> What you should do:
Copy the entry lines below verbatim, starting with the line that contains "Text: 0.0005: 0.0005 xyxy=(181,235,208,244)" and going on through the line that contains "Text: 0.26: 0.26 xyxy=(115,77,131,86)", with both of those lines included.

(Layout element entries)
+-------+
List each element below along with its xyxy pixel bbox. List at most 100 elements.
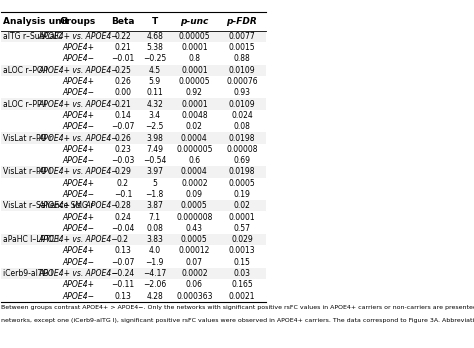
Text: 0.0005: 0.0005 xyxy=(181,235,208,244)
Text: 0.0021: 0.0021 xyxy=(228,292,255,301)
Text: APOE4+: APOE4+ xyxy=(62,280,94,289)
Text: APOE4+ vs. APOE4−: APOE4+ vs. APOE4− xyxy=(38,201,118,210)
Text: 7.49: 7.49 xyxy=(146,145,163,154)
Text: 0.00005: 0.00005 xyxy=(179,77,210,86)
Text: 0.000363: 0.000363 xyxy=(176,292,213,301)
Text: 0.43: 0.43 xyxy=(186,224,203,233)
Text: 5.38: 5.38 xyxy=(146,43,163,52)
Text: 4.5: 4.5 xyxy=(149,66,161,75)
Text: Groups: Groups xyxy=(60,17,96,26)
Text: 0.26: 0.26 xyxy=(115,77,131,86)
Text: APOE4+ vs. APOE4−: APOE4+ vs. APOE4− xyxy=(38,167,118,176)
Text: 0.69: 0.69 xyxy=(233,156,250,165)
Text: 0.0001: 0.0001 xyxy=(228,213,255,222)
Text: 0.0077: 0.0077 xyxy=(228,32,255,41)
Text: APOE4+ vs. APOE4−: APOE4+ vs. APOE4− xyxy=(38,269,118,278)
Text: APOE4−: APOE4− xyxy=(62,122,94,131)
Text: 0.15: 0.15 xyxy=(234,258,250,267)
Text: APOE4+: APOE4+ xyxy=(62,145,94,154)
Text: 4.32: 4.32 xyxy=(146,100,163,109)
Text: 0.29: 0.29 xyxy=(115,167,131,176)
Text: −0.07: −0.07 xyxy=(111,122,135,131)
Text: −0.03: −0.03 xyxy=(111,156,135,165)
Text: −0.1: −0.1 xyxy=(114,190,132,199)
Text: APOE4−: APOE4− xyxy=(62,224,94,233)
Text: 3.87: 3.87 xyxy=(146,201,163,210)
Text: APOE4−: APOE4− xyxy=(62,258,94,267)
Text: −0.04: −0.04 xyxy=(111,224,135,233)
Text: VisLat r–Salience SMG r: VisLat r–Salience SMG r xyxy=(3,201,93,210)
Text: 0.6: 0.6 xyxy=(188,156,201,165)
Text: networks, except one (iCerb9-aITG l), significant positive rsFC values were obse: networks, except one (iCerb9-aITG l), si… xyxy=(1,318,474,323)
Text: 0.0001: 0.0001 xyxy=(181,100,208,109)
Text: 3.4: 3.4 xyxy=(149,111,161,120)
Text: APOE4−: APOE4− xyxy=(62,54,94,63)
Text: APOE4+ vs. APOE4−: APOE4+ vs. APOE4− xyxy=(38,235,118,244)
Text: 4.28: 4.28 xyxy=(146,292,163,301)
Text: −2.06: −2.06 xyxy=(143,280,166,289)
Text: T: T xyxy=(152,17,158,26)
Text: APOE4+: APOE4+ xyxy=(62,179,94,188)
Text: p-FDR: p-FDR xyxy=(227,17,257,26)
Text: −0.01: −0.01 xyxy=(111,54,135,63)
Text: 0.25: 0.25 xyxy=(115,66,131,75)
Text: 0.00008: 0.00008 xyxy=(226,145,258,154)
Text: aPaHC l–LPTC l: aPaHC l–LPTC l xyxy=(3,235,59,244)
Text: APOE4+ vs. APOE4−: APOE4+ vs. APOE4− xyxy=(38,100,118,109)
Text: 0.0048: 0.0048 xyxy=(181,111,208,120)
Text: 0.19: 0.19 xyxy=(234,190,250,199)
Text: −1.9: −1.9 xyxy=(146,258,164,267)
Text: −0.07: −0.07 xyxy=(111,258,135,267)
Text: 0.13: 0.13 xyxy=(115,246,131,255)
Text: 0.06: 0.06 xyxy=(186,280,203,289)
Bar xyxy=(1,98,266,110)
Text: 0.0002: 0.0002 xyxy=(181,269,208,278)
Text: 0.21: 0.21 xyxy=(115,43,131,52)
Text: APOE4−: APOE4− xyxy=(62,88,94,97)
Text: 0.2: 0.2 xyxy=(117,179,129,188)
Text: 0.24: 0.24 xyxy=(115,213,131,222)
Text: VisLat r–PO r: VisLat r–PO r xyxy=(3,134,52,142)
Text: −1.8: −1.8 xyxy=(146,190,164,199)
Text: 0.26: 0.26 xyxy=(115,134,131,142)
Text: 4.68: 4.68 xyxy=(146,32,163,41)
Text: 0.0109: 0.0109 xyxy=(228,100,255,109)
Bar xyxy=(1,234,266,245)
Text: 0.0005: 0.0005 xyxy=(228,179,255,188)
Text: Analysis unit: Analysis unit xyxy=(3,17,69,26)
Text: aLOC r–PP l: aLOC r–PP l xyxy=(3,100,46,109)
Text: 0.92: 0.92 xyxy=(186,88,203,97)
Text: 0.00076: 0.00076 xyxy=(226,77,258,86)
Text: 5.9: 5.9 xyxy=(149,77,161,86)
Text: 3.97: 3.97 xyxy=(146,167,163,176)
Text: −0.24: −0.24 xyxy=(111,269,135,278)
Text: 0.0004: 0.0004 xyxy=(181,167,208,176)
Text: APOE4−: APOE4− xyxy=(62,190,94,199)
Text: APOE4+ vs. APOE4−: APOE4+ vs. APOE4− xyxy=(38,134,118,142)
Text: 0.09: 0.09 xyxy=(186,190,203,199)
Text: 0.0001: 0.0001 xyxy=(181,43,208,52)
Text: 0.08: 0.08 xyxy=(234,122,250,131)
Text: 0.0015: 0.0015 xyxy=(228,43,255,52)
Text: APOE4+ vs. APOE4−: APOE4+ vs. APOE4− xyxy=(38,32,118,41)
Text: APOE4+: APOE4+ xyxy=(62,77,94,86)
Text: 0.0005: 0.0005 xyxy=(181,201,208,210)
Text: p-unc: p-unc xyxy=(180,17,209,26)
Text: 0.0004: 0.0004 xyxy=(181,134,208,142)
Text: iCerb9-aITG l: iCerb9-aITG l xyxy=(3,269,53,278)
Text: 0.029: 0.029 xyxy=(231,235,253,244)
Text: 0.165: 0.165 xyxy=(231,280,253,289)
Text: 3.83: 3.83 xyxy=(146,235,163,244)
Text: APOE4+: APOE4+ xyxy=(62,43,94,52)
Text: 0.02: 0.02 xyxy=(234,201,250,210)
Text: 4.0: 4.0 xyxy=(149,246,161,255)
Text: APOE4+: APOE4+ xyxy=(62,246,94,255)
Text: 0.00012: 0.00012 xyxy=(179,246,210,255)
Text: 0.0013: 0.0013 xyxy=(228,246,255,255)
Text: Beta: Beta xyxy=(111,17,135,26)
Text: 0.22: 0.22 xyxy=(115,32,131,41)
Bar xyxy=(1,166,266,177)
Text: 7.1: 7.1 xyxy=(149,213,161,222)
Text: 0.93: 0.93 xyxy=(233,88,250,97)
Text: aLOC r–PO l: aLOC r–PO l xyxy=(3,66,47,75)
+-------+
> Response:
Text: 0.0005: 0.0005 xyxy=(181,235,208,244)
Text: 0.0021: 0.0021 xyxy=(228,292,255,301)
Text: APOE4+: APOE4+ xyxy=(62,280,94,289)
Text: APOE4+ vs. APOE4−: APOE4+ vs. APOE4− xyxy=(38,201,118,210)
Text: 7.49: 7.49 xyxy=(146,145,163,154)
Text: 0.00005: 0.00005 xyxy=(179,77,210,86)
Text: 0.000363: 0.000363 xyxy=(176,292,213,301)
Text: 0.43: 0.43 xyxy=(186,224,203,233)
Text: 5.38: 5.38 xyxy=(146,43,163,52)
Text: 4.5: 4.5 xyxy=(149,66,161,75)
Text: Groups: Groups xyxy=(60,17,96,26)
Text: 0.26: 0.26 xyxy=(115,77,131,86)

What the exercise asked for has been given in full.